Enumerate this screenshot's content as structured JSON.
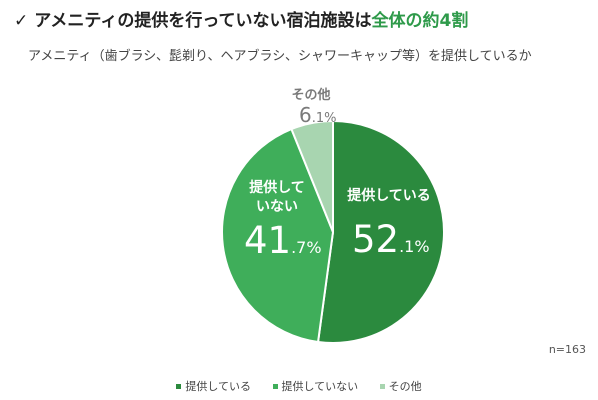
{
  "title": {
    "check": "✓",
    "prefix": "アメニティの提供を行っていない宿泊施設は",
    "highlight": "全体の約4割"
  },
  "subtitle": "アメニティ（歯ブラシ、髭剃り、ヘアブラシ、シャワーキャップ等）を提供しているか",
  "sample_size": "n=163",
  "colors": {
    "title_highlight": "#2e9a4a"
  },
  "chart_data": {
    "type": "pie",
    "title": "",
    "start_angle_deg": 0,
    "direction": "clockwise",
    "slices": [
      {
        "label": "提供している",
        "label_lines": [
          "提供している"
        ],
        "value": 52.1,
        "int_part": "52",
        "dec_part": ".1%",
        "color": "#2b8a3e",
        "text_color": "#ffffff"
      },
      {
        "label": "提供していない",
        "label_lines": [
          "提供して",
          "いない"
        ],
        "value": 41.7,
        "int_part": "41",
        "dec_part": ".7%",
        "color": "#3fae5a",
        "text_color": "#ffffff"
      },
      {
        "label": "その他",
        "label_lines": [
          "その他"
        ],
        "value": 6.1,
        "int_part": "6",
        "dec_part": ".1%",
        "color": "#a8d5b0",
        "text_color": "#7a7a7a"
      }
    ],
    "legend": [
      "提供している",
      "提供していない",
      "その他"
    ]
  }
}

# Task
Print all of the records shown above exactly, leaving out each picture.

# Correct output
Enumerate this screenshot's content as structured JSON.
{
  "title": {
    "check": "✓",
    "prefix": "アメニティの提供を行っていない宿泊施設は",
    "highlight": "全体の約4割"
  },
  "subtitle": "アメニティ（歯ブラシ、髭剃り、ヘアブラシ、シャワーキャップ等）を提供しているか",
  "sample_size": "n=163",
  "colors": {
    "title_highlight": "#2e9a4a"
  },
  "chart_data": {
    "type": "pie",
    "title": "",
    "start_angle_deg": 0,
    "direction": "clockwise",
    "slices": [
      {
        "label": "提供している",
        "label_lines": [
          "提供している"
        ],
        "value": 52.1,
        "int_part": "52",
        "dec_part": ".1%",
        "color": "#2b8a3e",
        "text_color": "#ffffff"
      },
      {
        "label": "提供していない",
        "label_lines": [
          "提供して",
          "いない"
        ],
        "value": 41.7,
        "int_part": "41",
        "dec_part": ".7%",
        "color": "#3fae5a",
        "text_color": "#ffffff"
      },
      {
        "label": "その他",
        "label_lines": [
          "その他"
        ],
        "value": 6.1,
        "int_part": "6",
        "dec_part": ".1%",
        "color": "#a8d5b0",
        "text_color": "#7a7a7a"
      }
    ],
    "legend": [
      "提供している",
      "提供していない",
      "その他"
    ]
  }
}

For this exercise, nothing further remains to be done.